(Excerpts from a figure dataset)

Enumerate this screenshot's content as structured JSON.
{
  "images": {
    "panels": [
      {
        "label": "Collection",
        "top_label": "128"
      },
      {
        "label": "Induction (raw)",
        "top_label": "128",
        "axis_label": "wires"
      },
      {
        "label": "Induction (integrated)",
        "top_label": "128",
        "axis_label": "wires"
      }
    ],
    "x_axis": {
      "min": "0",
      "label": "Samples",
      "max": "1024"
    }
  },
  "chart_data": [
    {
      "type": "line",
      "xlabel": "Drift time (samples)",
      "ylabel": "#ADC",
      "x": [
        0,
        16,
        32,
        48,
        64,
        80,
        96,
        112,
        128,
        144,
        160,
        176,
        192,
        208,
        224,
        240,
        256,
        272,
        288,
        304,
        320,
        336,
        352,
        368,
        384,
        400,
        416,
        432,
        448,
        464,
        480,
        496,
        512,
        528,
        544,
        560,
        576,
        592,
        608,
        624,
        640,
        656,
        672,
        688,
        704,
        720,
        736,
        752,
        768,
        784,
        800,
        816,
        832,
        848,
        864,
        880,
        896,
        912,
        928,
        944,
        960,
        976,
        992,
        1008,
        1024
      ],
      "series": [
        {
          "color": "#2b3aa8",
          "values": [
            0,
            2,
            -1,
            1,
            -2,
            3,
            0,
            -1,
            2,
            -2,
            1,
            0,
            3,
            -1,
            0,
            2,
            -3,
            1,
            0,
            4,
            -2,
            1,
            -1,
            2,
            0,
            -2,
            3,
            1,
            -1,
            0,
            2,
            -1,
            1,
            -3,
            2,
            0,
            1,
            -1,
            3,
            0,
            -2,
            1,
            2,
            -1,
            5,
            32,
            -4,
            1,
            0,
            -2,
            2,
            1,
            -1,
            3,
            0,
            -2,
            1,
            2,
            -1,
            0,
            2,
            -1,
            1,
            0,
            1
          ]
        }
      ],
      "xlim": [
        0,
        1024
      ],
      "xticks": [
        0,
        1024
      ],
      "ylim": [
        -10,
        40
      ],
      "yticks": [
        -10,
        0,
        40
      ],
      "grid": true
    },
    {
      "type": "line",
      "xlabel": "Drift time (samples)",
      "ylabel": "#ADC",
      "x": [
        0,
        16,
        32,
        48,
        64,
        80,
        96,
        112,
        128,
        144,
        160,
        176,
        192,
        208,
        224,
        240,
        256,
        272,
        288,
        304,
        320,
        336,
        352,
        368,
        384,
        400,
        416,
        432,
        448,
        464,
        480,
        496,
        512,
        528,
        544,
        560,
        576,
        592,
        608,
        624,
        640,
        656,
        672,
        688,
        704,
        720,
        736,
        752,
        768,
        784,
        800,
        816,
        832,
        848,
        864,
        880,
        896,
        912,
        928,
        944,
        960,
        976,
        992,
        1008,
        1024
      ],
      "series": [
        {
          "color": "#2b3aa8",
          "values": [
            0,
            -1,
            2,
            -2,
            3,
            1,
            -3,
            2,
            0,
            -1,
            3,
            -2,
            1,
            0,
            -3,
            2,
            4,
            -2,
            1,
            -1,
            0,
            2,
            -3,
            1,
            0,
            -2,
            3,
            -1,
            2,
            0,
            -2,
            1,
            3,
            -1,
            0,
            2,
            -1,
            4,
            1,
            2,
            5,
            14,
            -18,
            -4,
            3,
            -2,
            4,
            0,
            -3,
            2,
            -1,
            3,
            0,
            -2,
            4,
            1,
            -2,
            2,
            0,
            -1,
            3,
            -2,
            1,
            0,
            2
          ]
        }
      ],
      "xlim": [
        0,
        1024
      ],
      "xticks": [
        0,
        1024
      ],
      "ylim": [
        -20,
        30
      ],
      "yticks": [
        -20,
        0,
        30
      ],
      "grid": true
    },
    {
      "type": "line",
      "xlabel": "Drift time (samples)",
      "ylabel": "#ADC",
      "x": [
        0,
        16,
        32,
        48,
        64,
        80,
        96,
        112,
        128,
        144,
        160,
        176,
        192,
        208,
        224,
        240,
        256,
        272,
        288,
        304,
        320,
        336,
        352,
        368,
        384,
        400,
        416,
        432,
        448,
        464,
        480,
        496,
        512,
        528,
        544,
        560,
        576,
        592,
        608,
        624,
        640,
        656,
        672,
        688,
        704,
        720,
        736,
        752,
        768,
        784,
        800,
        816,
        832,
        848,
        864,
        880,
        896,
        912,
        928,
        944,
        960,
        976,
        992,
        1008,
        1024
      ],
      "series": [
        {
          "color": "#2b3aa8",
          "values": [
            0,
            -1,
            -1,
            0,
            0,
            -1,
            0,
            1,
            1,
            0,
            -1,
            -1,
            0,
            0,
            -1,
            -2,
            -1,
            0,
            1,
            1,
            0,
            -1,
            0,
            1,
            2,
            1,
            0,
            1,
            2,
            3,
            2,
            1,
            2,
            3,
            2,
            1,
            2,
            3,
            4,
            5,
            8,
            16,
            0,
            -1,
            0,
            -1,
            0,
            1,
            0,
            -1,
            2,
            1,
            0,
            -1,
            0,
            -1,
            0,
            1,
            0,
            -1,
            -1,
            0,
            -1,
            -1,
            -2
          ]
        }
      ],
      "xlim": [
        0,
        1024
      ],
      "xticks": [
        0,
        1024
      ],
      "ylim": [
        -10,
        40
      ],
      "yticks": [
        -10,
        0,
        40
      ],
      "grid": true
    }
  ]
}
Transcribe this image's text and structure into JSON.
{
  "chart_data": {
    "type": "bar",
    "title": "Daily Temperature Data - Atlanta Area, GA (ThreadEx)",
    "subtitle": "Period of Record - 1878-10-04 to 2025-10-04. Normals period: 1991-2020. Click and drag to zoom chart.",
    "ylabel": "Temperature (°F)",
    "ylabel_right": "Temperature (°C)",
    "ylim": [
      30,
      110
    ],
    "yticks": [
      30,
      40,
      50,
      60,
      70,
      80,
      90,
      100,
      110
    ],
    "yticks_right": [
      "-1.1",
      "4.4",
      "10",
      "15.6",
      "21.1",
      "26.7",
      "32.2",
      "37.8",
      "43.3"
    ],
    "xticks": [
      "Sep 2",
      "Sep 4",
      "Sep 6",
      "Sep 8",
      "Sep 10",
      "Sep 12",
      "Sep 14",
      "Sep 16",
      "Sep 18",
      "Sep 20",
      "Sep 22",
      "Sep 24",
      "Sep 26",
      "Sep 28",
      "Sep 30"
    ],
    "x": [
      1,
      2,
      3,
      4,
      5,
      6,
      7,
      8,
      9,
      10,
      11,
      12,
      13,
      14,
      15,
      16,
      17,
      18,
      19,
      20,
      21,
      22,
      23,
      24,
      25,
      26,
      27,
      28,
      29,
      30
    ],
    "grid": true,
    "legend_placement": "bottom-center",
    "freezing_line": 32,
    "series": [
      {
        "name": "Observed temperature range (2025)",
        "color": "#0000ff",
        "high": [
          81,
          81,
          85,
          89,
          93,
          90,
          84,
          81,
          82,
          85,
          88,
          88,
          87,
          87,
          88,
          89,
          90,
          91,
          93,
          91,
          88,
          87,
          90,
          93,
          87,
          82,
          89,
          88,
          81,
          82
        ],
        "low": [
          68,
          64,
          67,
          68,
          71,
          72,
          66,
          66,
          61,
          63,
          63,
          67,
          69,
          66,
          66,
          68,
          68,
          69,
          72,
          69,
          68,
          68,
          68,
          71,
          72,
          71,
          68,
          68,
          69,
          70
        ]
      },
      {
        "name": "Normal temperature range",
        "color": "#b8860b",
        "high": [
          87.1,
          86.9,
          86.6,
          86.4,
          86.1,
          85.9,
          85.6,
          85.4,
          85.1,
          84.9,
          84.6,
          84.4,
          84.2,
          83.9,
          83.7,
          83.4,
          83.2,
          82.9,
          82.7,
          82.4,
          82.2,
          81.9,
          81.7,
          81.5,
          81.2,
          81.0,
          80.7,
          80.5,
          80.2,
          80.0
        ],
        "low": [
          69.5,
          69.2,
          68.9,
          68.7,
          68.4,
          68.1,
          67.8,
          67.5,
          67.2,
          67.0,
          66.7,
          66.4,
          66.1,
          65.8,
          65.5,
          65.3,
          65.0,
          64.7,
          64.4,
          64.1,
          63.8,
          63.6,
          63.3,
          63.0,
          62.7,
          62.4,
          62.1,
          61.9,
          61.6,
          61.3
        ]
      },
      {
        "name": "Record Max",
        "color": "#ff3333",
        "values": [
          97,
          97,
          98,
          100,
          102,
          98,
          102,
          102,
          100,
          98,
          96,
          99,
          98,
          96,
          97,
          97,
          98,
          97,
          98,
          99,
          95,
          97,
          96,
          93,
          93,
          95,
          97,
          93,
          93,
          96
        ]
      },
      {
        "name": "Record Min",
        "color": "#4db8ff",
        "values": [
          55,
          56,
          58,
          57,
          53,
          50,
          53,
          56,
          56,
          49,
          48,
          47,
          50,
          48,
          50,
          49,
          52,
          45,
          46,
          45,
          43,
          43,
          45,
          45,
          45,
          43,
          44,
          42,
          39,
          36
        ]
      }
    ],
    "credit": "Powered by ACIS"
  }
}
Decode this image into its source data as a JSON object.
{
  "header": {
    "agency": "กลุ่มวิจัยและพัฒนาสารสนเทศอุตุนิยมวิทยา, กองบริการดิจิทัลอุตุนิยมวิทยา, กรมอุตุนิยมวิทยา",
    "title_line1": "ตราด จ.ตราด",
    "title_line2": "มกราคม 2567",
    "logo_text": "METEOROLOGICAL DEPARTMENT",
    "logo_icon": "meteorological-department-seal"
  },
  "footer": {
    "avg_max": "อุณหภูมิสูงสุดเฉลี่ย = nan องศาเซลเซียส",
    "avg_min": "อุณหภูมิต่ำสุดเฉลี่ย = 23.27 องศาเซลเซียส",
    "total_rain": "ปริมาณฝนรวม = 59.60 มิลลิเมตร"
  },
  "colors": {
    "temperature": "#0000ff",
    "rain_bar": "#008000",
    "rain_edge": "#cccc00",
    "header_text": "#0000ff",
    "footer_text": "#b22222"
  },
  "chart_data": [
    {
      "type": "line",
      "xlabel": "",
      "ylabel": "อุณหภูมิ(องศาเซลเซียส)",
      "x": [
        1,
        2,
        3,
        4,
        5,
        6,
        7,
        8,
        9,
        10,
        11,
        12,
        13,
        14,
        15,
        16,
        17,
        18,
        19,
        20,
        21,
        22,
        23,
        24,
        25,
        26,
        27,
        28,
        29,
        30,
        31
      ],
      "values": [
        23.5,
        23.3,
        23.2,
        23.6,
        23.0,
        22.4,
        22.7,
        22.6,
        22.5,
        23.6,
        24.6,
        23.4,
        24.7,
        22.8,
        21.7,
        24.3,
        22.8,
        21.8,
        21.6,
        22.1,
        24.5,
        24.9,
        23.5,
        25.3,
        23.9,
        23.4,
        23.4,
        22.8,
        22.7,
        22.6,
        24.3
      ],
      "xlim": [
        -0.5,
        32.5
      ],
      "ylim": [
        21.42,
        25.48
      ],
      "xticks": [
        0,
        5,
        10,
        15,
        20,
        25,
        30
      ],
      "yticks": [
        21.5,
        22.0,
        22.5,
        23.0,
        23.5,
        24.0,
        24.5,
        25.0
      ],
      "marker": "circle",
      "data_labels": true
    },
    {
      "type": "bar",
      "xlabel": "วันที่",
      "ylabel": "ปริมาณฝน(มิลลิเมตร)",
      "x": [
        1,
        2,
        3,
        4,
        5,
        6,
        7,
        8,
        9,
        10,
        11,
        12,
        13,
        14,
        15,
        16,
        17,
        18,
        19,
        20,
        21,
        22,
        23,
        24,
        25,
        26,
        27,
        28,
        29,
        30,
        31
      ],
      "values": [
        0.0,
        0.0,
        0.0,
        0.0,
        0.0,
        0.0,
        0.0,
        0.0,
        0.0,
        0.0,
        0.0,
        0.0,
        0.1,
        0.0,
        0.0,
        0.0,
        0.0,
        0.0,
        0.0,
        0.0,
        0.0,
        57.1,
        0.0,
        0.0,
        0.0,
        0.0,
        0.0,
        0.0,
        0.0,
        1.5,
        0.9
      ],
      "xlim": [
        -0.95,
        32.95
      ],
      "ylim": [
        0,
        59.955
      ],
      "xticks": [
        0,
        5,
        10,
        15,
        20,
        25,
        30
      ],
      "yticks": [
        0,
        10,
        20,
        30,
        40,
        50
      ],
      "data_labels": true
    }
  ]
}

◆ Goal of the exercise
Select and copy every line of the material that holds the string "เมตร".

◆ Result for this exercise
    "total_rain": "ปริมาณฝนรวม = 59.60 มิลลิเมตร"
      "ylabel": "ปริมาณฝน(มิลลิเมตร)",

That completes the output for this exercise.